> [To be done] Note how many lines contain "stricte" and give that number, with nothing else.

────────────────────

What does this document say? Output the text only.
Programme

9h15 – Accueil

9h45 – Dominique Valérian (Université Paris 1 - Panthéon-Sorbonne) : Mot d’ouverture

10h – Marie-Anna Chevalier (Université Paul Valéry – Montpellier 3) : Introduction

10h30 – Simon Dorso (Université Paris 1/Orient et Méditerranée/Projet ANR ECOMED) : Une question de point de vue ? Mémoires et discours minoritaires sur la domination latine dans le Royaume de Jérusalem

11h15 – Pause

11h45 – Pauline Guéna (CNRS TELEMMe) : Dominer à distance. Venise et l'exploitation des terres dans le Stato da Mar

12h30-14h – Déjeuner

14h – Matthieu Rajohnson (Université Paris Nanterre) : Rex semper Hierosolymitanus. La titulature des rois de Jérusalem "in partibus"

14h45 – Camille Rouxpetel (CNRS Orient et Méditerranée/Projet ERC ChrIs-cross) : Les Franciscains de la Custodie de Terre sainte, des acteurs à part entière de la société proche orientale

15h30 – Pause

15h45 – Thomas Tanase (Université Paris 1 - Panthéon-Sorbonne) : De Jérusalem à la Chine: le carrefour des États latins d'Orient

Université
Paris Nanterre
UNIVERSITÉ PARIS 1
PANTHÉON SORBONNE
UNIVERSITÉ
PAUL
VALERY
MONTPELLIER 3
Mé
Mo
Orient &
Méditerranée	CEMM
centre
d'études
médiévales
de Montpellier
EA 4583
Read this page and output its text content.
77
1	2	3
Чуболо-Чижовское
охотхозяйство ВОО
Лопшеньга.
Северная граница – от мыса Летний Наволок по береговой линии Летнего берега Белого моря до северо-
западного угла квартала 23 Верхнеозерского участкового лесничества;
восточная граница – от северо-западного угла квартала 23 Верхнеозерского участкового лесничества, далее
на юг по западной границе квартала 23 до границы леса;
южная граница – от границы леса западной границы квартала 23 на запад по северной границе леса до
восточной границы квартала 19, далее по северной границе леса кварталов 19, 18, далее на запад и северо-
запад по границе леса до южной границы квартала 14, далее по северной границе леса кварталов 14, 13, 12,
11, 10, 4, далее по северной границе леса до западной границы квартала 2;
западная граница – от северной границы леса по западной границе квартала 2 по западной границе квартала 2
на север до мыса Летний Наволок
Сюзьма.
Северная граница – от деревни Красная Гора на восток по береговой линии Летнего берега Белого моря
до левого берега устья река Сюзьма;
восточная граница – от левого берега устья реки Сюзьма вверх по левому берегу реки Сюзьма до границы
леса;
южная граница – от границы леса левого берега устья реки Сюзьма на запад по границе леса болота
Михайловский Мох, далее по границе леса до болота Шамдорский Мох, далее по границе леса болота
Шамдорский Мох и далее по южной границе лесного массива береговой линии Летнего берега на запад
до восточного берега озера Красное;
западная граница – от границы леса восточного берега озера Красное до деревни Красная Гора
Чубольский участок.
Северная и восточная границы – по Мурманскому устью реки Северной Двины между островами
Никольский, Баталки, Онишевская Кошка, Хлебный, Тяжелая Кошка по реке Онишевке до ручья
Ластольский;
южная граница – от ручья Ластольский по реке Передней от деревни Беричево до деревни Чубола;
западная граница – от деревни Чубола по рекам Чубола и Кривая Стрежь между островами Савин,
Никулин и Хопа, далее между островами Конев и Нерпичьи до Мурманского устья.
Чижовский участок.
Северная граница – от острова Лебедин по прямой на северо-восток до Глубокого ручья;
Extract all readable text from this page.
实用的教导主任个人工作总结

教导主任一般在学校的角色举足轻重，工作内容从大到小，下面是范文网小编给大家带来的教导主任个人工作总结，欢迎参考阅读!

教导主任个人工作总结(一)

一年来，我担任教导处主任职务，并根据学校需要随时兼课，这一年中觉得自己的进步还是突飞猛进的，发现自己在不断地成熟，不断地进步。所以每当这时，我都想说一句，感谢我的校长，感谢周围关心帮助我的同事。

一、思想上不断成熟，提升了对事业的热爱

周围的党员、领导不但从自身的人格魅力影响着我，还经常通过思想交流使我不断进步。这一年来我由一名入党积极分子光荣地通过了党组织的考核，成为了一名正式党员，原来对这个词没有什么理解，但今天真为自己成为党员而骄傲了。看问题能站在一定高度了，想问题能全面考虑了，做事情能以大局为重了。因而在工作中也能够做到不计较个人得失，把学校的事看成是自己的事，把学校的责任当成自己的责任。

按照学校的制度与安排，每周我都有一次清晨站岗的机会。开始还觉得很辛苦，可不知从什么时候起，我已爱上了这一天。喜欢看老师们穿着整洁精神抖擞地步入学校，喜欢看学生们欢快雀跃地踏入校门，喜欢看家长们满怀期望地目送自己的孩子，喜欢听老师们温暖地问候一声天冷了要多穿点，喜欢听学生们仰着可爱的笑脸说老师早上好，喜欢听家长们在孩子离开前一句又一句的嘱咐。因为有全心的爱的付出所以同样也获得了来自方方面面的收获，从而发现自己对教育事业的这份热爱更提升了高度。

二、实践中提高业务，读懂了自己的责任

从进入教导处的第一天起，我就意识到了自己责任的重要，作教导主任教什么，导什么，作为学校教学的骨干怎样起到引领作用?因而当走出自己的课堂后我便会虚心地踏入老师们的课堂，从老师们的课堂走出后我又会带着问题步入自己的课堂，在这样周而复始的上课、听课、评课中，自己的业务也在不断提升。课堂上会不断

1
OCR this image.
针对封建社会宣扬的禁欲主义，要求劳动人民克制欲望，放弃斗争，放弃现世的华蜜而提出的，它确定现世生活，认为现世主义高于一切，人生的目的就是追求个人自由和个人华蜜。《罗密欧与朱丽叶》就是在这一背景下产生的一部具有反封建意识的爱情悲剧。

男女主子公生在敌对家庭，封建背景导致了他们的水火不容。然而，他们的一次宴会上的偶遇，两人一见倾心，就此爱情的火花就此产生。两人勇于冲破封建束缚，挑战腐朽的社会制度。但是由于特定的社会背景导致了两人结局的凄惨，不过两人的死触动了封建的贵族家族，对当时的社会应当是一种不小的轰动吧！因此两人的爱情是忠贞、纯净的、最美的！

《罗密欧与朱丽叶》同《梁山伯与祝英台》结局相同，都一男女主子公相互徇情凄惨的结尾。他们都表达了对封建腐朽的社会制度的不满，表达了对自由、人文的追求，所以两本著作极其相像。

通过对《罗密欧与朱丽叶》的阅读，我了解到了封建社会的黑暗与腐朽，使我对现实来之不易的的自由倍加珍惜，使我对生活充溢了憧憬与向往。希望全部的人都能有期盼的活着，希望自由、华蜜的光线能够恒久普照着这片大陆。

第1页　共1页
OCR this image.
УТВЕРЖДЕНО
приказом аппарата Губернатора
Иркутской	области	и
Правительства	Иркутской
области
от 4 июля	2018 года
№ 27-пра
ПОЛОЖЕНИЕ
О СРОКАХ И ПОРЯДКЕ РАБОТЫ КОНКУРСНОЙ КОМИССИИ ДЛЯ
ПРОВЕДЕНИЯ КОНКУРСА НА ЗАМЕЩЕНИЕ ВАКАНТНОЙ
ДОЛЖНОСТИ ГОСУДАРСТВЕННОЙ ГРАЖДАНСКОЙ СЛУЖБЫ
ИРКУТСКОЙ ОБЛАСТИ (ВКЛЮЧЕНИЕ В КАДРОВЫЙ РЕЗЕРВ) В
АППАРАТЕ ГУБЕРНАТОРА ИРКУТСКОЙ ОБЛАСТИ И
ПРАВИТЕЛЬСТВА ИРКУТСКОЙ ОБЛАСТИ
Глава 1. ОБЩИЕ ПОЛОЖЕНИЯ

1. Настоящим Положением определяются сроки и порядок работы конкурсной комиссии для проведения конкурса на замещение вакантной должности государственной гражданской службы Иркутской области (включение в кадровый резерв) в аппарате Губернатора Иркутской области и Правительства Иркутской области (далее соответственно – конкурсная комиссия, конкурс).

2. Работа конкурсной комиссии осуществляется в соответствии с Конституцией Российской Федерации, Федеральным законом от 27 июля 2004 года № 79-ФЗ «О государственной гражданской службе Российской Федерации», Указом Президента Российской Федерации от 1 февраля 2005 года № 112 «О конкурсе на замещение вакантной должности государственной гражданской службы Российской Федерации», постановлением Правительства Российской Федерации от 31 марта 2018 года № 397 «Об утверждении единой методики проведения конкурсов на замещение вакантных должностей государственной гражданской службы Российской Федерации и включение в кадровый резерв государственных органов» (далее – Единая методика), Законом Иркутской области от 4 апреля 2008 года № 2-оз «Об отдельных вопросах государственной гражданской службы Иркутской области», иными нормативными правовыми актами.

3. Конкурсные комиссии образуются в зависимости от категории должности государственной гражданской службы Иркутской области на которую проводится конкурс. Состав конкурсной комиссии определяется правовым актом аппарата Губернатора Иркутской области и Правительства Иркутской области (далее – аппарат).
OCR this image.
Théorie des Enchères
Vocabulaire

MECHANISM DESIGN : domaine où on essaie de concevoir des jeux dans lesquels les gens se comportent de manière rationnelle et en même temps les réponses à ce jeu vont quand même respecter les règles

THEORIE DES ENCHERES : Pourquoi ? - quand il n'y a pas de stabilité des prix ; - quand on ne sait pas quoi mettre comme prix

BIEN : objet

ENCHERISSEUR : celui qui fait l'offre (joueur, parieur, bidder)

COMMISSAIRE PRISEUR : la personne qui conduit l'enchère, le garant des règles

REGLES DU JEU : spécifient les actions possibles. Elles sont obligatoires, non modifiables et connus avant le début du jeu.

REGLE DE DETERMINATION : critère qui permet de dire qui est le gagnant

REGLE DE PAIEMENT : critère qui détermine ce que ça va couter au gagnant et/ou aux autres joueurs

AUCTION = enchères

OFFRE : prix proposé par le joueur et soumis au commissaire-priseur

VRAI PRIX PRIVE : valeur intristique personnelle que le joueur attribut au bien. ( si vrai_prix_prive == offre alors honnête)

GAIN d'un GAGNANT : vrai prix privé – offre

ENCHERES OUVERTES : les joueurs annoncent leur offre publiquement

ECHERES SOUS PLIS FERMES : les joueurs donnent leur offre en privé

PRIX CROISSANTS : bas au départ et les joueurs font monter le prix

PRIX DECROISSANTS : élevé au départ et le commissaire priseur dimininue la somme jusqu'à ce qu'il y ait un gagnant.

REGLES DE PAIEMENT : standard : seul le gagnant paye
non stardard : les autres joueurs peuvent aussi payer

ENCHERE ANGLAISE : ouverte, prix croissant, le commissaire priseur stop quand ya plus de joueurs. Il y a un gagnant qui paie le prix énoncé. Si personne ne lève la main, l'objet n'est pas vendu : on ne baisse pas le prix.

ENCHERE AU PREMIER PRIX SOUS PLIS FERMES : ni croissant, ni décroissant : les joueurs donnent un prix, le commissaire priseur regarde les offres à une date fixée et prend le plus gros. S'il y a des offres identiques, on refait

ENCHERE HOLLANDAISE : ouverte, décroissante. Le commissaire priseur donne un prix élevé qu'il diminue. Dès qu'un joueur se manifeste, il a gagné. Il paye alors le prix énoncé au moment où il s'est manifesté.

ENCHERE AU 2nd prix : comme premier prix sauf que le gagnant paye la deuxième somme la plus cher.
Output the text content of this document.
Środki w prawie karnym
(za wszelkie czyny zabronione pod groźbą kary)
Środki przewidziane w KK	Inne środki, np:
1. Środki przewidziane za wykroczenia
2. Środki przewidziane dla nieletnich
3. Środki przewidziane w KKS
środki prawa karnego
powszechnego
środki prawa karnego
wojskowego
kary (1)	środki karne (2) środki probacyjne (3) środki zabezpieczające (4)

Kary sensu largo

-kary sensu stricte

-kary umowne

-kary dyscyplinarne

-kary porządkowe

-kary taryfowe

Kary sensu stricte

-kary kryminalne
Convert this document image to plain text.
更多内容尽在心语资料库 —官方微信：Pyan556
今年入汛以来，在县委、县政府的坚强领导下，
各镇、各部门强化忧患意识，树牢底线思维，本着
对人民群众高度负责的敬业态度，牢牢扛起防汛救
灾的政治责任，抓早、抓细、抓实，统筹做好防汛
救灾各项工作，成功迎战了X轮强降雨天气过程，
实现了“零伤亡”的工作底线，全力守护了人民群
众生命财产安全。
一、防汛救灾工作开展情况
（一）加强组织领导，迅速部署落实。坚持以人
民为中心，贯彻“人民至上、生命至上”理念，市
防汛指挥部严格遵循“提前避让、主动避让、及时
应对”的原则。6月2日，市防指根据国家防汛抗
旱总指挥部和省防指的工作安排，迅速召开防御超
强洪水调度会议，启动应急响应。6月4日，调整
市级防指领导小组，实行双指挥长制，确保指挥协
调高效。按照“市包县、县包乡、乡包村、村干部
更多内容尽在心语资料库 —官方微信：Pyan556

────────────────────

> [Complete output] 2